**GOAL OF THE EXERCISE**
Every record should be written out exactly, with the pictures left out.

──────── ENTRIES SUPPLIED

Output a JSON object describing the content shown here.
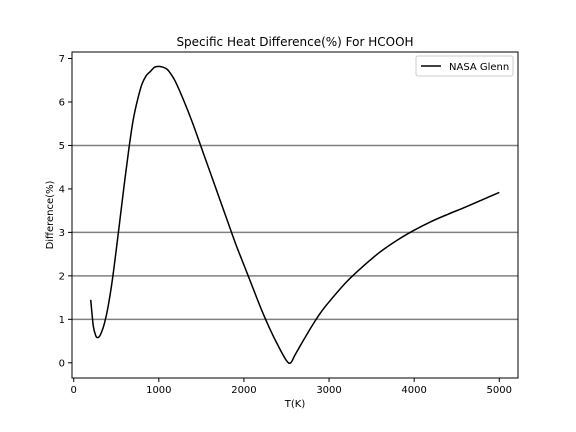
{
  "chart_data": {
    "type": "line",
    "title": "Specific Heat Difference(%) For HCOOH",
    "xlabel": "T(K)",
    "ylabel": "Difference(%)",
    "xlim": [
      -20,
      5220
    ],
    "ylim": [
      -0.35,
      7.15
    ],
    "xticks": [
      0,
      1000,
      2000,
      3000,
      4000,
      5000
    ],
    "yticks": [
      0,
      1,
      2,
      3,
      4,
      5,
      6,
      7
    ],
    "reference_lines": [
      1,
      2,
      3,
      5
    ],
    "legend_position": "top-right",
    "grid": false,
    "series": [
      {
        "name": "NASA Glenn",
        "color": "#000000",
        "x": [
          200,
          230,
          260,
          280,
          300,
          330,
          360,
          400,
          450,
          500,
          550,
          600,
          650,
          700,
          750,
          800,
          850,
          900,
          950,
          1000,
          1050,
          1100,
          1150,
          1200,
          1300,
          1400,
          1500,
          1600,
          1700,
          1800,
          1900,
          2000,
          2100,
          2200,
          2300,
          2400,
          2500,
          2550,
          2600,
          2700,
          2800,
          2900,
          3000,
          3200,
          3400,
          3600,
          3800,
          4000,
          4200,
          4400,
          4600,
          4800,
          5000
        ],
        "y": [
          1.45,
          0.85,
          0.62,
          0.58,
          0.6,
          0.72,
          0.9,
          1.25,
          1.85,
          2.6,
          3.4,
          4.2,
          4.95,
          5.6,
          6.05,
          6.4,
          6.6,
          6.7,
          6.8,
          6.82,
          6.8,
          6.75,
          6.62,
          6.45,
          6.0,
          5.5,
          4.95,
          4.4,
          3.85,
          3.3,
          2.75,
          2.25,
          1.75,
          1.25,
          0.8,
          0.4,
          0.05,
          0.0,
          0.18,
          0.52,
          0.85,
          1.15,
          1.4,
          1.85,
          2.22,
          2.55,
          2.82,
          3.05,
          3.25,
          3.42,
          3.58,
          3.75,
          3.92
        ]
      }
    ]
  }
}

────────────────

**EXERCISE RESPONSE**
Output a JSON object describing the content shown here.
{
  "chart_data": {
    "type": "line",
    "title": "Specific Heat Difference(%) For HCOOH",
    "xlabel": "T(K)",
    "ylabel": "Difference(%)",
    "xlim": [
      -20,
      5220
    ],
    "ylim": [
      -0.35,
      7.15
    ],
    "xticks": [
      0,
      1000,
      2000,
      3000,
      4000,
      5000
    ],
    "yticks": [
      0,
      1,
      2,
      3,
      4,
      5,
      6,
      7
    ],
    "reference_lines": [
      1,
      2,
      3,
      5
    ],
    "legend_position": "top-right",
    "grid": false,
    "series": [
      {
        "name": "NASA Glenn",
        "color": "#000000",
        "x": [
          200,
          230,
          260,
          280,
          300,
          330,
          360,
          400,
          450,
          500,
          550,
          600,
          650,
          700,
          750,
          800,
          850,
          900,
          950,
          1000,
          1050,
          1100,
          1150,
          1200,
          1300,
          1400,
          1500,
          1600,
          1700,
          1800,
          1900,
          2000,
          2100,
          2200,
          2300,
          2400,
          2500,
          2550,
          2600,
          2700,
          2800,
          2900,
          3000,
          3200,
          3400,
          3600,
          3800,
          4000,
          4200,
          4400,
          4600,
          4800,
          5000
        ],
        "y": [
          1.45,
          0.85,
          0.62,
          0.58,
          0.6,
          0.72,
          0.9,
          1.25,
          1.85,
          2.6,
          3.4,
          4.2,
          4.95,
          5.6,
          6.05,
          6.4,
          6.6,
          6.7,
          6.8,
          6.82,
          6.8,
          6.75,
          6.62,
          6.45,
          6.0,
          5.5,
          4.95,
          4.4,
          3.85,
          3.3,
          2.75,
          2.25,
          1.75,
          1.25,
          0.8,
          0.4,
          0.05,
          0.0,
          0.18,
          0.52,
          0.85,
          1.15,
          1.4,
          1.85,
          2.22,
          2.55,
          2.82,
          3.05,
          3.25,
          3.42,
          3.58,
          3.75,
          3.92
        ]
      }
    ]
  }
}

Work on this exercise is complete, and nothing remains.